[Excerpts from a figure dataset]
▬▬▬▬▬▬
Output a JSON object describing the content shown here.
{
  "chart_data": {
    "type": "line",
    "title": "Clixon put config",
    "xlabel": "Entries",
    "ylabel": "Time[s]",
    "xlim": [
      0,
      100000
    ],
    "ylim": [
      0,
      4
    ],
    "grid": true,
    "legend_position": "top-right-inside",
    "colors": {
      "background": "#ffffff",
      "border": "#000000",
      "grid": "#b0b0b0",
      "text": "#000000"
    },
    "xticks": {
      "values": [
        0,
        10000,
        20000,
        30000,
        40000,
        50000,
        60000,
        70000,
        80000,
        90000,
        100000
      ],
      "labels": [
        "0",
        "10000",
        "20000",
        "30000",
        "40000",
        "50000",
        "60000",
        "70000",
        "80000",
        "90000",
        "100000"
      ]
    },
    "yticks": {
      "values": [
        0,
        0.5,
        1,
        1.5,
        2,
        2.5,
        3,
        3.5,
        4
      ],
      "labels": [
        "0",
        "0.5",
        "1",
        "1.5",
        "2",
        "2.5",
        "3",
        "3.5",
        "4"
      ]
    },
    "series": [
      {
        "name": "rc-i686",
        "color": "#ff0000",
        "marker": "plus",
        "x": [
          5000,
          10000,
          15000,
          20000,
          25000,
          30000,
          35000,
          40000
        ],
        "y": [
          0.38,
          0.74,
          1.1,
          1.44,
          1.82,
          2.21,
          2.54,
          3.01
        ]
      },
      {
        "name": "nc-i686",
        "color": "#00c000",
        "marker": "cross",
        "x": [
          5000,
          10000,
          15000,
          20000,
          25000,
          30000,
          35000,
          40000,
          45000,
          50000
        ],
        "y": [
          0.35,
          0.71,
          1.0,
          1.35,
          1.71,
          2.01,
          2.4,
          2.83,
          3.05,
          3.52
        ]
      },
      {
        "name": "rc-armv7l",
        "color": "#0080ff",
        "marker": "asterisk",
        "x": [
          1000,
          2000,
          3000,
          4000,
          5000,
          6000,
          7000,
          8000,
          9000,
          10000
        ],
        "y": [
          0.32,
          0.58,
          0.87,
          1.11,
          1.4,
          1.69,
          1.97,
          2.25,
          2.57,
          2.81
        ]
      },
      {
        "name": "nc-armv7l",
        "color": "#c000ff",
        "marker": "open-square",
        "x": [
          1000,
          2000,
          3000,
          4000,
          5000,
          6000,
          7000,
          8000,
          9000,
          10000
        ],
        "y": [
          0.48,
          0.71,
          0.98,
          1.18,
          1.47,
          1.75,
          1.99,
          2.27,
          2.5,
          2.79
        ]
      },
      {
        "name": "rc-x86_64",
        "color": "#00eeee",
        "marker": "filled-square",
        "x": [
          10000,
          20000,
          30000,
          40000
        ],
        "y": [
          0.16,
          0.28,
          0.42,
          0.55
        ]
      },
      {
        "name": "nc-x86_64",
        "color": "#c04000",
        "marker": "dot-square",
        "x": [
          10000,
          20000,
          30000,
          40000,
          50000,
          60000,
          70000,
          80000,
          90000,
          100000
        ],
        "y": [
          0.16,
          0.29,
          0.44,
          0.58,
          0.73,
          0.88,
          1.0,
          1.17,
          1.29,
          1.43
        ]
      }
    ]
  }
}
▬▬▬▬▬▬
(AIM OF THE EXERCISE) Copy out the whole listing exactly.

(RESULT OF THE EXERCISE)
Output a JSON object describing the content shown here.
{
  "chart_data": {
    "type": "line",
    "title": "Clixon put config",
    "xlabel": "Entries",
    "ylabel": "Time[s]",
    "xlim": [
      0,
      100000
    ],
    "ylim": [
      0,
      4
    ],
    "grid": true,
    "legend_position": "top-right-inside",
    "colors": {
      "background": "#ffffff",
      "border": "#000000",
      "grid": "#b0b0b0",
      "text": "#000000"
    },
    "xticks": {
      "values": [
        0,
        10000,
        20000,
        30000,
        40000,
        50000,
        60000,
        70000,
        80000,
        90000,
        100000
      ],
      "labels": [
        "0",
        "10000",
        "20000",
        "30000",
        "40000",
        "50000",
        "60000",
        "70000",
        "80000",
        "90000",
        "100000"
      ]
    },
    "yticks": {
      "values": [
        0,
        0.5,
        1,
        1.5,
        2,
        2.5,
        3,
        3.5,
        4
      ],
      "labels": [
        "0",
        "0.5",
        "1",
        "1.5",
        "2",
        "2.5",
        "3",
        "3.5",
        "4"
      ]
    },
    "series": [
      {
        "name": "rc-i686",
        "color": "#ff0000",
        "marker": "plus",
        "x": [
          5000,
          10000,
          15000,
          20000,
          25000,
          30000,
          35000,
          40000
        ],
        "y": [
          0.38,
          0.74,
          1.1,
          1.44,
          1.82,
          2.21,
          2.54,
          3.01
        ]
      },
      {
        "name": "nc-i686",
        "color": "#00c000",
        "marker": "cross",
        "x": [
          5000,
          10000,
          15000,
          20000,
          25000,
          30000,
          35000,
          40000,
          45000,
          50000
        ],
        "y": [
          0.35,
          0.71,
          1.0,
          1.35,
          1.71,
          2.01,
          2.4,
          2.83,
          3.05,
          3.52
        ]
      },
      {
        "name": "rc-armv7l",
        "color": "#0080ff",
        "marker": "asterisk",
        "x": [
          1000,
          2000,
          3000,
          4000,
          5000,
          6000,
          7000,
          8000,
          9000,
          10000
        ],
        "y": [
          0.32,
          0.58,
          0.87,
          1.11,
          1.4,
          1.69,
          1.97,
          2.25,
          2.57,
          2.81
        ]
      },
      {
        "name": "nc-armv7l",
        "color": "#c000ff",
        "marker": "open-square",
        "x": [
          1000,
          2000,
          3000,
          4000,
          5000,
          6000,
          7000,
          8000,
          9000,
          10000
        ],
        "y": [
          0.48,
          0.71,
          0.98,
          1.18,
          1.47,
          1.75,
          1.99,
          2.27,
          2.5,
          2.79
        ]
      },
      {
        "name": "rc-x86_64",
        "color": "#00eeee",
        "marker": "filled-square",
        "x": [
          10000,
          20000,
          30000,
          40000
        ],
        "y": [
          0.16,
          0.28,
          0.42,
          0.55
        ]
      },
      {
        "name": "nc-x86_64",
        "color": "#c04000",
        "marker": "dot-square",
        "x": [
          10000,
          20000,
          30000,
          40000,
          50000,
          60000,
          70000,
          80000,
          90000,
          100000
        ],
        "y": [
          0.16,
          0.29,
          0.44,
          0.58,
          0.73,
          0.88,
          1.0,
          1.17,
          1.29,
          1.43
        ]
      }
    ]
  }
}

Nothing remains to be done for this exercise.